§ INSTRUCTIONS TO FOLLOW
Reproduce all the entries exactly.

[Collected data]
>>

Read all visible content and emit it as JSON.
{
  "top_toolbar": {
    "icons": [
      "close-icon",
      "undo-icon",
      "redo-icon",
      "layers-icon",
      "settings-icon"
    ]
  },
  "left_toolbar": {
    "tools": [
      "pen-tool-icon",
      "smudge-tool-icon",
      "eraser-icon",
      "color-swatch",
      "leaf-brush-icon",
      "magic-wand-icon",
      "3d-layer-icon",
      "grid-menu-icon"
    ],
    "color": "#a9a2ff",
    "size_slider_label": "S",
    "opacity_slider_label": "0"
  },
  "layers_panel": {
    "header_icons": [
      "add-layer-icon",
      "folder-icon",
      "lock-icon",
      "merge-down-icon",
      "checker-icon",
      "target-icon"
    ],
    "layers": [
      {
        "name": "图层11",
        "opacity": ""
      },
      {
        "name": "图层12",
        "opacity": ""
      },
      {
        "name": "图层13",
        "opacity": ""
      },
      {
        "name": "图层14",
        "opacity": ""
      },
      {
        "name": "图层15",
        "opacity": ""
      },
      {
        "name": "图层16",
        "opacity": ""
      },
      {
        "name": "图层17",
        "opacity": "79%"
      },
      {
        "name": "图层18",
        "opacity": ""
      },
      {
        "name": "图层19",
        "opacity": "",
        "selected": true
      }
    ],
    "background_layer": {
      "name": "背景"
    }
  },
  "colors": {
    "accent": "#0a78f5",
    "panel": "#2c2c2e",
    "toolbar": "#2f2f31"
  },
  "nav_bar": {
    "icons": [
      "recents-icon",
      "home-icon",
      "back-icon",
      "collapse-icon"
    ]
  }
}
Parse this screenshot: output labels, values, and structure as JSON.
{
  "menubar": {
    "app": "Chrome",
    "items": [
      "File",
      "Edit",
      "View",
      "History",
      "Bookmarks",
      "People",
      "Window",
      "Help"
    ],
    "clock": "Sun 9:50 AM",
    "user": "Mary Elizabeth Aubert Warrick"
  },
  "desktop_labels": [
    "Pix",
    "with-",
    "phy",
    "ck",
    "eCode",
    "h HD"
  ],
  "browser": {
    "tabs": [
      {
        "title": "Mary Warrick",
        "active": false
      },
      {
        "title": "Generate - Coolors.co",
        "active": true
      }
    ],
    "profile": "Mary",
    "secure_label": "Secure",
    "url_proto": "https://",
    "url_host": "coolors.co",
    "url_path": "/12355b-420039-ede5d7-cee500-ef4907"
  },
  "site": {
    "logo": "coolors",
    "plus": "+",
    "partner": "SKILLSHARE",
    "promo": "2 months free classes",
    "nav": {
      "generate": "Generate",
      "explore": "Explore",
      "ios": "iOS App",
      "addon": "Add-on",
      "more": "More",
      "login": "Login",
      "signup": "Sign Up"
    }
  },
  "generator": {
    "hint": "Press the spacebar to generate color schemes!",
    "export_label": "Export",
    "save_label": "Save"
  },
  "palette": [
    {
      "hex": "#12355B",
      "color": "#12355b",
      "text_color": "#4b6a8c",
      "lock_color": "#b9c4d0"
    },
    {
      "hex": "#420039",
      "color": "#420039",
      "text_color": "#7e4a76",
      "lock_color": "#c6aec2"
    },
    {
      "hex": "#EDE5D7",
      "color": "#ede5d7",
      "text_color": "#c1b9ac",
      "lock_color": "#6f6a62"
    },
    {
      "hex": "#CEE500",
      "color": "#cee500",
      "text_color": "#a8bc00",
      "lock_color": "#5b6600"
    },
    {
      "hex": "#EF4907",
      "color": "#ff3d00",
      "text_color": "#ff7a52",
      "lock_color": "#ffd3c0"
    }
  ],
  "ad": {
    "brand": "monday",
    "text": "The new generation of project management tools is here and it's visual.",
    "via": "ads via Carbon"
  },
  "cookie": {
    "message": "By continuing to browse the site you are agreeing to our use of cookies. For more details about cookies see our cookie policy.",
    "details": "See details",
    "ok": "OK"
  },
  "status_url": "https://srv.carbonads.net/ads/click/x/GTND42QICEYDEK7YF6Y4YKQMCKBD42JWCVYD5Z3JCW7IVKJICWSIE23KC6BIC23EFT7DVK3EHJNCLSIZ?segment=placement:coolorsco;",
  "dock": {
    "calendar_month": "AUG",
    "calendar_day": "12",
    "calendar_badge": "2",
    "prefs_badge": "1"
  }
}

<<

§ ANSWER BELOW
Read all visible content and emit it as JSON.
{
  "top_toolbar": {
    "icons": [
      "close-icon",
      "undo-icon",
      "redo-icon",
      "layers-icon",
      "settings-icon"
    ]
  },
  "left_toolbar": {
    "tools": [
      "pen-tool-icon",
      "smudge-tool-icon",
      "eraser-icon",
      "color-swatch",
      "leaf-brush-icon",
      "magic-wand-icon",
      "3d-layer-icon",
      "grid-menu-icon"
    ],
    "color": "#a9a2ff",
    "size_slider_label": "S",
    "opacity_slider_label": "0"
  },
  "layers_panel": {
    "header_icons": [
      "add-layer-icon",
      "folder-icon",
      "lock-icon",
      "merge-down-icon",
      "checker-icon",
      "target-icon"
    ],
    "layers": [
      {
        "name": "图层11",
        "opacity": ""
      },
      {
        "name": "图层12",
        "opacity": ""
      },
      {
        "name": "图层13",
        "opacity": ""
      },
      {
        "name": "图层14",
        "opacity": ""
      },
      {
        "name": "图层15",
        "opacity": ""
      },
      {
        "name": "图层16",
        "opacity": ""
      },
      {
        "name": "图层17",
        "opacity": "79%"
      },
      {
        "name": "图层18",
        "opacity": ""
      },
      {
        "name": "图层19",
        "opacity": "",
        "selected": true
      }
    ],
    "background_layer": {
      "name": "背景"
    }
  },
  "colors": {
    "accent": "#0a78f5",
    "panel": "#2c2c2e",
    "toolbar": "#2f2f31"
  },
  "nav_bar": {
    "icons": [
      "recents-icon",
      "home-icon",
      "back-icon",
      "collapse-icon"
    ]
  }
}
Parse this screenshot: output labels, values, and structure as JSON.
{
  "menubar": {
    "app": "Chrome",
    "items": [
      "File",
      "Edit",
      "View",
      "History",
      "Bookmarks",
      "People",
      "Window",
      "Help"
    ],
    "clock": "Sun 9:50 AM",
    "user": "Mary Elizabeth Aubert Warrick"
  },
  "desktop_labels": [
    "Pix",
    "with-",
    "phy",
    "ck",
    "eCode",
    "h HD"
  ],
  "browser": {
    "tabs": [
      {
        "title": "Mary Warrick",
        "active": false
      },
      {
        "title": "Generate - Coolors.co",
        "active": true
      }
    ],
    "profile": "Mary",
    "secure_label": "Secure",
    "url_proto": "https://",
    "url_host": "coolors.co",
    "url_path": "/12355b-420039-ede5d7-cee500-ef4907"
  },
  "site": {
    "logo": "coolors",
    "plus": "+",
    "partner": "SKILLSHARE",
    "promo": "2 months free classes",
    "nav": {
      "generate": "Generate",
      "explore": "Explore",
      "ios": "iOS App",
      "addon": "Add-on",
      "more": "More",
      "login": "Login",
      "signup": "Sign Up"
    }
  },
  "generator": {
    "hint": "Press the spacebar to generate color schemes!",
    "export_label": "Export",
    "save_label": "Save"
  },
  "palette": [
    {
      "hex": "#12355B",
      "color": "#12355b",
      "text_color": "#4b6a8c",
      "lock_color": "#b9c4d0"
    },
    {
      "hex": "#420039",
      "color": "#420039",
      "text_color": "#7e4a76",
      "lock_color": "#c6aec2"
    },
    {
      "hex": "#EDE5D7",
      "color": "#ede5d7",
      "text_color": "#c1b9ac",
      "lock_color": "#6f6a62"
    },
    {
      "hex": "#CEE500",
      "color": "#cee500",
      "text_color": "#a8bc00",
      "lock_color": "#5b6600"
    },
    {
      "hex": "#EF4907",
      "color": "#ff3d00",
      "text_color": "#ff7a52",
      "lock_color": "#ffd3c0"
    }
  ],
  "ad": {
    "brand": "monday",
    "text": "The new generation of project management tools is here and it's visual.",
    "via": "ads via Carbon"
  },
  "cookie": {
    "message": "By continuing to browse the site you are agreeing to our use of cookies. For more details about cookies see our cookie policy.",
    "details": "See details",
    "ok": "OK"
  },
  "status_url": "https://srv.carbonads.net/ads/click/x/GTND42QICEYDEK7YF6Y4YKQMCKBD42JWCVYD5Z3JCW7IVKJICWSIE23KC6BIC23EFT7DVK3EHJNCLSIZ?segment=placement:coolorsco;",
  "dock": {
    "calendar_month": "AUG",
    "calendar_day": "12",
    "calendar_badge": "2",
    "prefs_badge": "1"
  }
}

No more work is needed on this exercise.